● Set task
Write the data out again in full, with no departure from the original.

● Available data
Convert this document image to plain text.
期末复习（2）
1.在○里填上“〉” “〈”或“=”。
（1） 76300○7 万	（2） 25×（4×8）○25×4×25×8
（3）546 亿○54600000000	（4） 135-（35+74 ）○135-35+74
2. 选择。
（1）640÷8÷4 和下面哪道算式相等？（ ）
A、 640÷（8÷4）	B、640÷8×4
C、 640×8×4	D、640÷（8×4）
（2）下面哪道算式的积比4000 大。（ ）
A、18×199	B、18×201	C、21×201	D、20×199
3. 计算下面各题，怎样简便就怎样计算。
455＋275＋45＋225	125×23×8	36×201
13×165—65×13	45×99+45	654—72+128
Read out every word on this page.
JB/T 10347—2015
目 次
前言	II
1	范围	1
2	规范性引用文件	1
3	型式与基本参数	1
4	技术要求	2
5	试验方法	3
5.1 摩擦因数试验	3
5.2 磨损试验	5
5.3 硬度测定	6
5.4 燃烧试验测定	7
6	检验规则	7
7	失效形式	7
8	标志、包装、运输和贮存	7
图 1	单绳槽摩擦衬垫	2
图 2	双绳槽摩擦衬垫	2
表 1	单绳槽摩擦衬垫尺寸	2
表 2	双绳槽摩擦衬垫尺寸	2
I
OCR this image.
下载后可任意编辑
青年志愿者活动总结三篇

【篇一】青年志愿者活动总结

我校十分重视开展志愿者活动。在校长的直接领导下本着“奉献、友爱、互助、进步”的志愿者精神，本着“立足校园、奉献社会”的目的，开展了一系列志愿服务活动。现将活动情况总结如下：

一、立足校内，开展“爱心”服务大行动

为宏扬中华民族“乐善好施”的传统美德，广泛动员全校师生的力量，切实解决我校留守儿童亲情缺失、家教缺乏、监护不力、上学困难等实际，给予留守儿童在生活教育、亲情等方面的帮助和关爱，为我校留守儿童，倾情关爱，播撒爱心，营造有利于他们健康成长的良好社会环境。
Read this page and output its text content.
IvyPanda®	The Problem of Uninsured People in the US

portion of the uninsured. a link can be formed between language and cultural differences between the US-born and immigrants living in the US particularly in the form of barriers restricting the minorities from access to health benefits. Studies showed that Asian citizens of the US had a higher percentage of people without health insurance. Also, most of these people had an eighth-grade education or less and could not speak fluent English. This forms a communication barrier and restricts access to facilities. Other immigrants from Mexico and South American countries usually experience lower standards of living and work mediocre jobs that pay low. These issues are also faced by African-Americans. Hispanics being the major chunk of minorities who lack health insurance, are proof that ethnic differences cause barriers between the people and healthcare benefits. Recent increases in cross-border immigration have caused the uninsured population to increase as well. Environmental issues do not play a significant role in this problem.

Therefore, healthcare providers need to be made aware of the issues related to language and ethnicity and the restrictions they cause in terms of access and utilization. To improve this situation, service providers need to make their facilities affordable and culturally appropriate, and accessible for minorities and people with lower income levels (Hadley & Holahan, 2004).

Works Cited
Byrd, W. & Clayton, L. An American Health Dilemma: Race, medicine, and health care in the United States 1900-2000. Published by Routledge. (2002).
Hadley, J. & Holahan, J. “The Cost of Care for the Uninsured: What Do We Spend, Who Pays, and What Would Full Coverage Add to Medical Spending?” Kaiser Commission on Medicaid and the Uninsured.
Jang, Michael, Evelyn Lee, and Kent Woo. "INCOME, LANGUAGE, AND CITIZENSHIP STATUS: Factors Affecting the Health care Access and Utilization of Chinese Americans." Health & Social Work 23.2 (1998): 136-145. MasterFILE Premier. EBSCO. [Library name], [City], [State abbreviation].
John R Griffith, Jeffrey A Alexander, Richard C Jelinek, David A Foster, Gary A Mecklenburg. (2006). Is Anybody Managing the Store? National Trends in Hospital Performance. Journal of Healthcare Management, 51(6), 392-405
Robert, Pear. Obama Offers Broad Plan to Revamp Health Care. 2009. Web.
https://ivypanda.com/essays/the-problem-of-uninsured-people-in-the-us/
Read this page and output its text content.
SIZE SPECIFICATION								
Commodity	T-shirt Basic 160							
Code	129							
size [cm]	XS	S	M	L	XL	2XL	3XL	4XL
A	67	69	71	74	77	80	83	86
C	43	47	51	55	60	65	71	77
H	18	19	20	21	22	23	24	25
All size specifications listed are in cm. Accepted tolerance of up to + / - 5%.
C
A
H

● Response to this task
Convert this document image to plain text.
期末复习（2）
1.在○里填上“〉” “〈”或“=”。
（1） 76300○7 万	（2） 25×（4×8）○25×4×25×8
（3）546 亿○54600000000	（4） 135-（35+74 ）○135-35+74
2. 选择。
（1）640÷8÷4 和下面哪道算式相等？（ ）
A、 640÷（8÷4）	B、640÷8×4
C、 640×8×4	D、640÷（8×4）
（2）下面哪道算式的积比4000 大。（ ）
A、18×199	B、18×201	C、21×201	D、20×199
3. 计算下面各题，怎样简便就怎样计算。
455＋275＋45＋225	125×23×8	36×201
13×165—65×13	45×99+45	654—72+128
Read out every word on this page.
JB/T 10347—2015
目 次
前言	II
1	范围	1
2	规范性引用文件	1
3	型式与基本参数	1
4	技术要求	2
5	试验方法	3
5.1 摩擦因数试验	3
5.2 磨损试验	5
5.3 硬度测定	6
5.4 燃烧试验测定	7
6	检验规则	7
7	失效形式	7
8	标志、包装、运输和贮存	7
图 1	单绳槽摩擦衬垫	2
图 2	双绳槽摩擦衬垫	2
表 1	单绳槽摩擦衬垫尺寸	2
表 2	双绳槽摩擦衬垫尺寸	2
I
OCR this image.
下载后可任意编辑
青年志愿者活动总结三篇

【篇一】青年志愿者活动总结

我校十分重视开展志愿者活动。在校长的直接领导下本着“奉献、友爱、互助、进步”的志愿者精神，本着“立足校园、奉献社会”的目的，开展了一系列志愿服务活动。现将活动情况总结如下：

一、立足校内，开展“爱心”服务大行动

为宏扬中华民族“乐善好施”的传统美德，广泛动员全校师生的力量，切实解决我校留守儿童亲情缺失、家教缺乏、监护不力、上学困难等实际，给予留守儿童在生活教育、亲情等方面的帮助和关爱，为我校留守儿童，倾情关爱，播撒爱心，营造有利于他们健康成长的良好社会环境。
Read this page and output its text content.
IvyPanda®	The Problem of Uninsured People in the US

portion of the uninsured. a link can be formed between language and cultural differences between the US-born and immigrants living in the US particularly in the form of barriers restricting the minorities from access to health benefits. Studies showed that Asian citizens of the US had a higher percentage of people without health insurance. Also, most of these people had an eighth-grade education or less and could not speak fluent English. This forms a communication barrier and restricts access to facilities. Other immigrants from Mexico and South American countries usually experience lower standards of living and work mediocre jobs that pay low. These issues are also faced by African-Americans. Hispanics being the major chunk of minorities who lack health insurance, are proof that ethnic differences cause barriers between the people and healthcare benefits. Recent increases in cross-border immigration have caused the uninsured population to increase as well. Environmental issues do not play a significant role in this problem.

Therefore, healthcare providers need to be made aware of the issues related to language and ethnicity and the restrictions they cause in terms of access and utilization. To improve this situation, service providers need to make their facilities affordable and culturally appropriate, and accessible for minorities and people with lower income levels (Hadley & Holahan, 2004).

Works Cited
Byrd, W. & Clayton, L. An American Health Dilemma: Race, medicine, and health care in the United States 1900-2000. Published by Routledge. (2002).
Hadley, J. & Holahan, J. “The Cost of Care for the Uninsured: What Do We Spend, Who Pays, and What Would Full Coverage Add to Medical Spending?” Kaiser Commission on Medicaid and the Uninsured.
Jang, Michael, Evelyn Lee, and Kent Woo. "INCOME, LANGUAGE, AND CITIZENSHIP STATUS: Factors Affecting the Health care Access and Utilization of Chinese Americans." Health & Social Work 23.2 (1998): 136-145. MasterFILE Premier. EBSCO. [Library name], [City], [State abbreviation].
John R Griffith, Jeffrey A Alexander, Richard C Jelinek, David A Foster, Gary A Mecklenburg. (2006). Is Anybody Managing the Store? National Trends in Hospital Performance. Journal of Healthcare Management, 51(6), 392-405
Robert, Pear. Obama Offers Broad Plan to Revamp Health Care. 2009. Web.
https://ivypanda.com/essays/the-problem-of-uninsured-people-in-the-us/
Read this page and output its text content.
SIZE SPECIFICATION								
Commodity	T-shirt Basic 160							
Code	129							
size [cm]	XS	S	M	L	XL	2XL	3XL	4XL
A	67	69	71	74	77	80	83	86
C	43	47	51	55	60	65	71	77
H	18	19	20	21	22	23	24	25
All size specifications listed are in cm. Accepted tolerance of up to + / - 5%.
C
A
H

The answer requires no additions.